What needs to be done. The records that follow are to be repeated exactly, with the pictures removed.

Supplied records.
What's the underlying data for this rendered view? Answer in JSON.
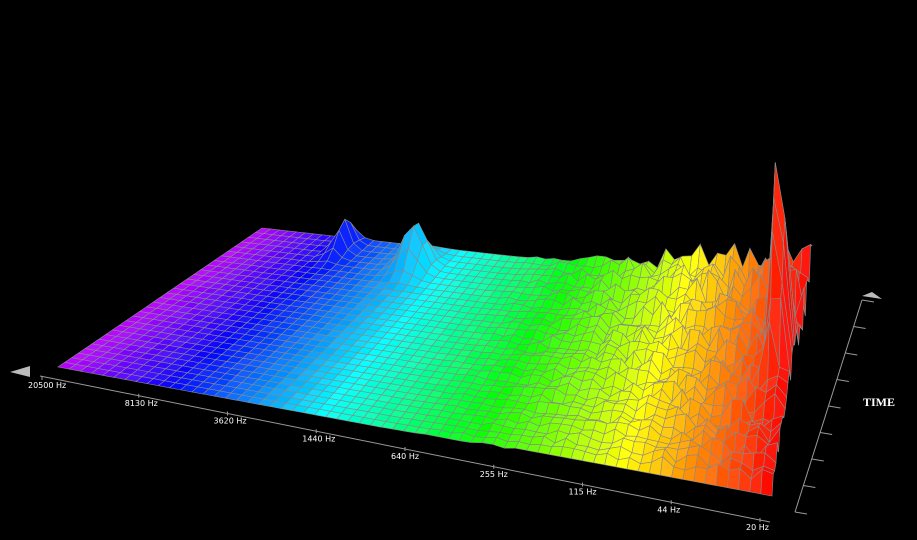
{
  "frequency_axis": {
    "labels": [
      "20500 Hz",
      "8130 Hz",
      "3620 Hz",
      "1440 Hz",
      "640 Hz",
      "255 Hz",
      "115 Hz",
      "44 Hz",
      "20 Hz"
    ]
  },
  "time_axis": {
    "label": "TIME"
  }
}
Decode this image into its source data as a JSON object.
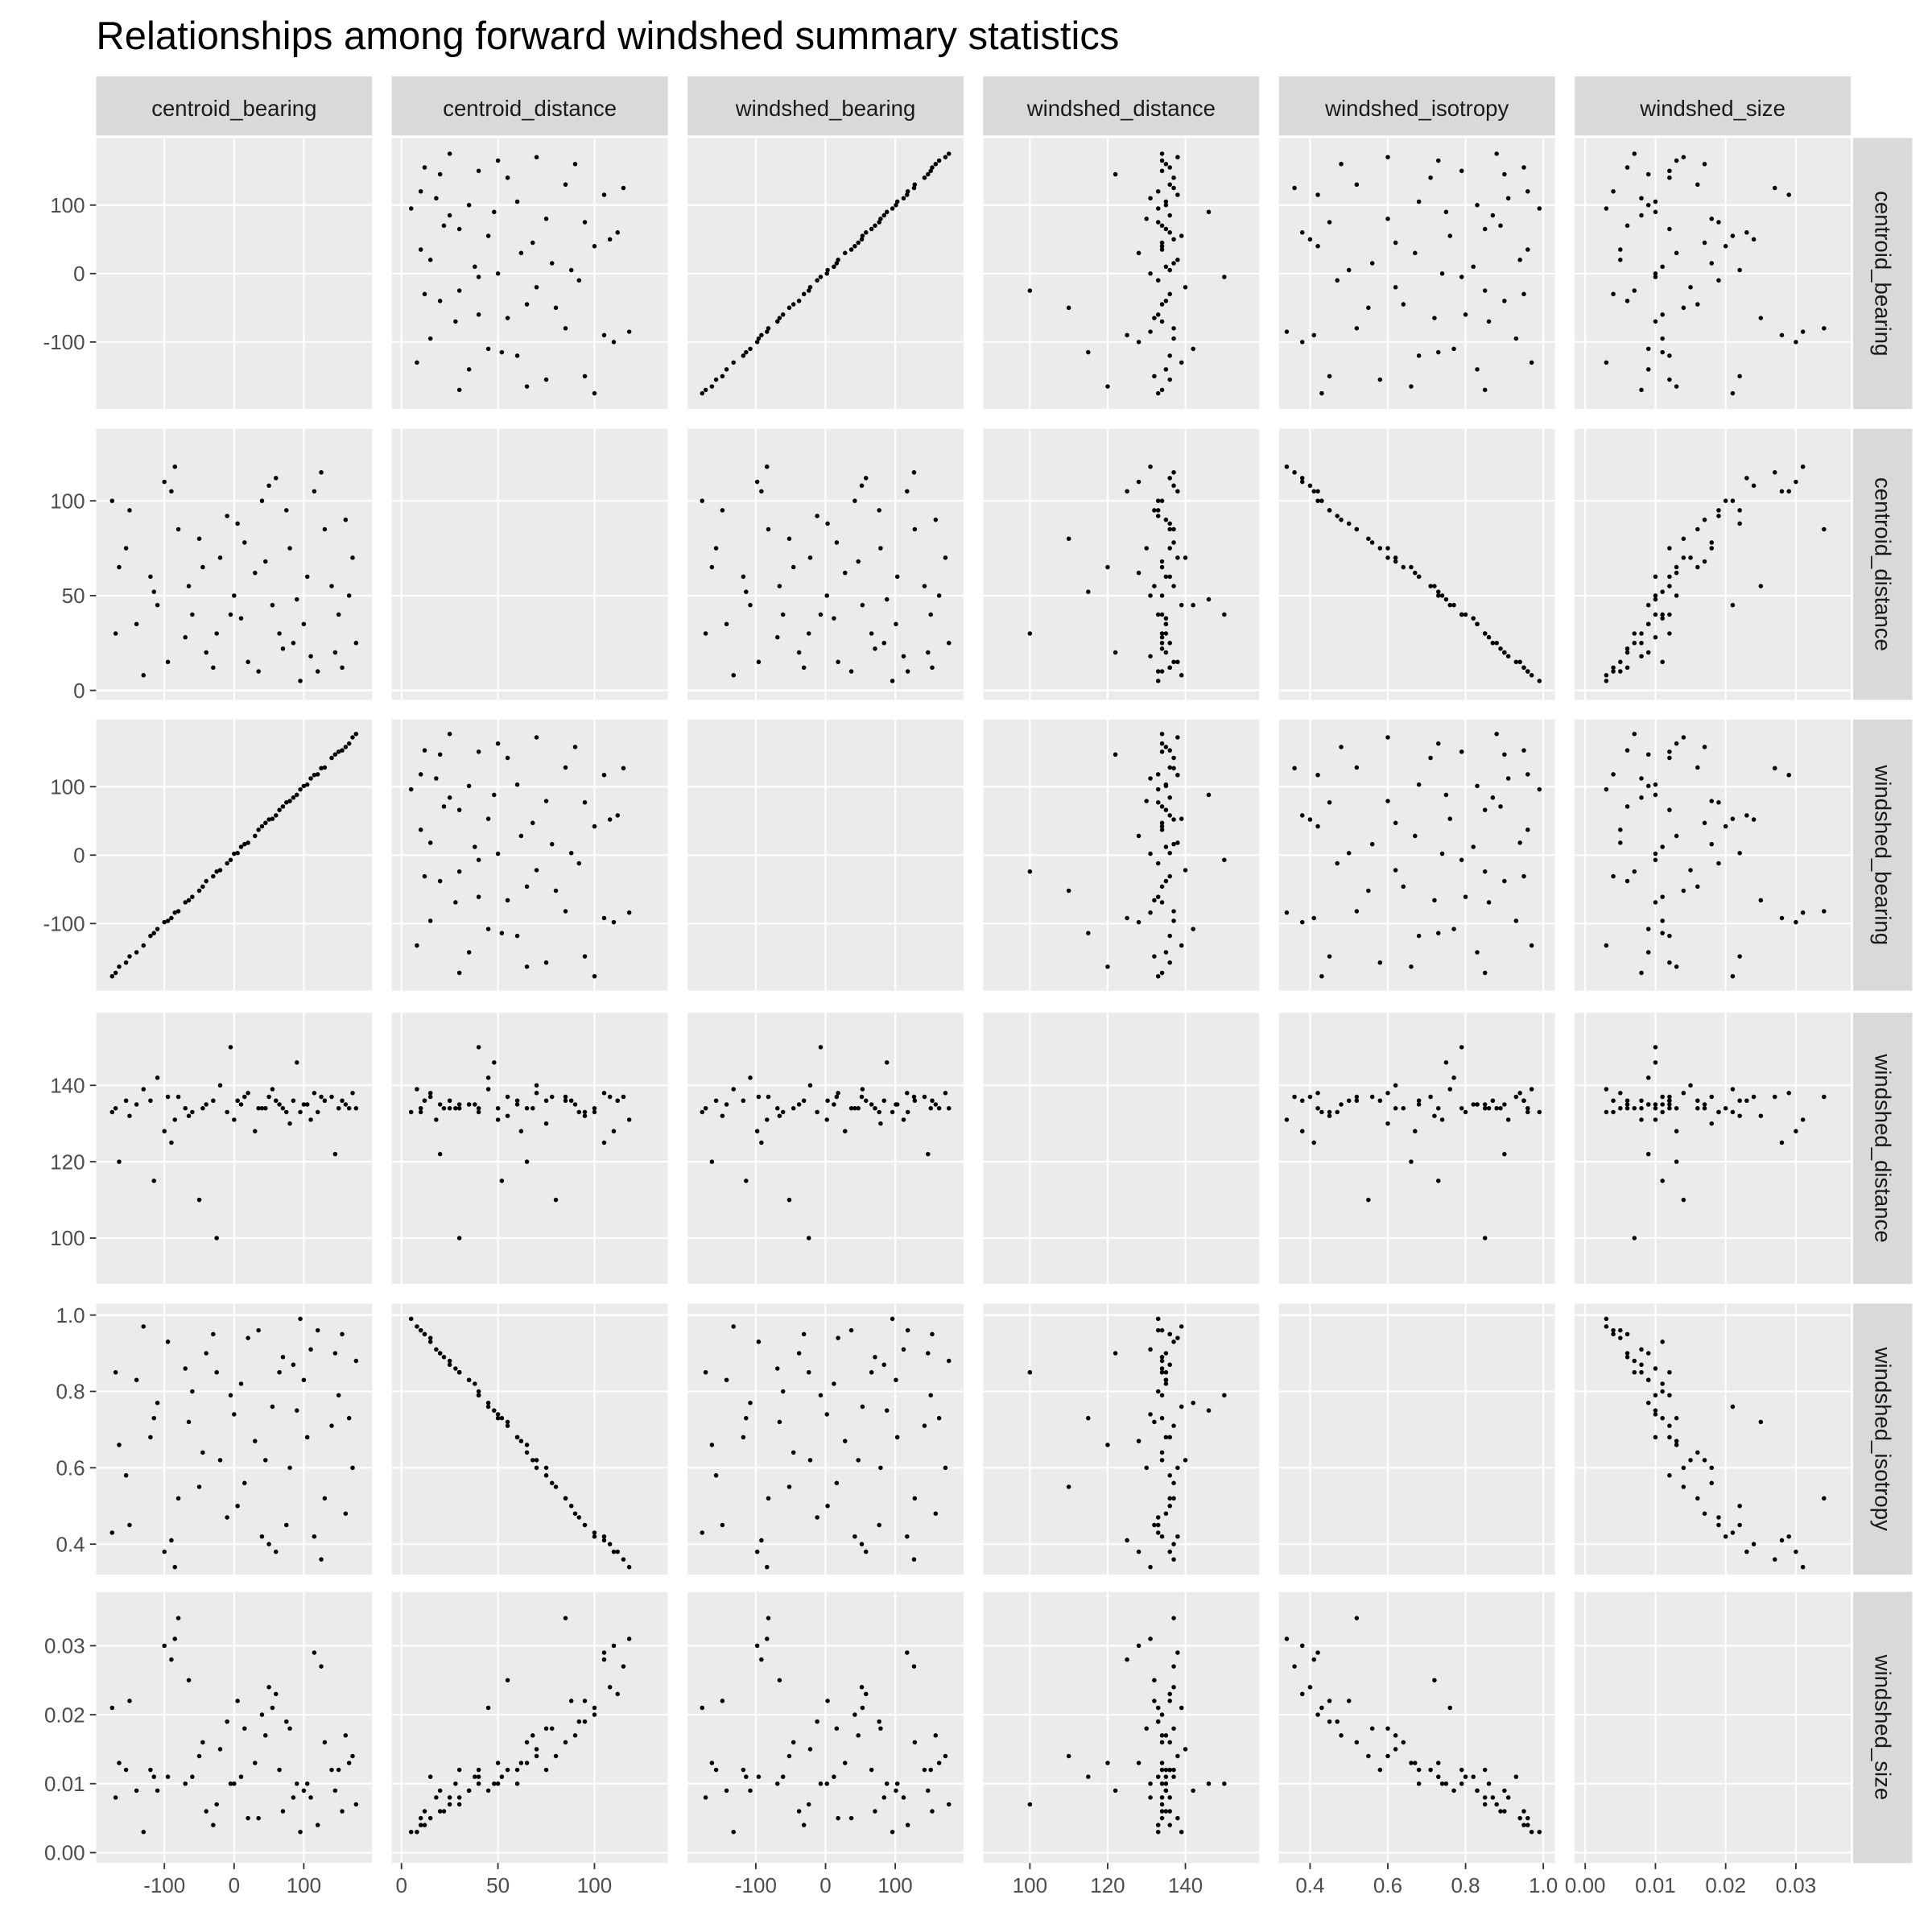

Written reply.
What's the underlying data for this rendered view? Answer in JSON.
{
  "frequency_axis": {
    "labels": [
      "20500 Hz",
      "8130 Hz",
      "3620 Hz",
      "1440 Hz",
      "640 Hz",
      "255 Hz",
      "115 Hz",
      "44 Hz",
      "20 Hz"
    ]
  },
  "time_axis": {
    "label": "TIME"
  }
}
Decode this image into its source data as a JSON object.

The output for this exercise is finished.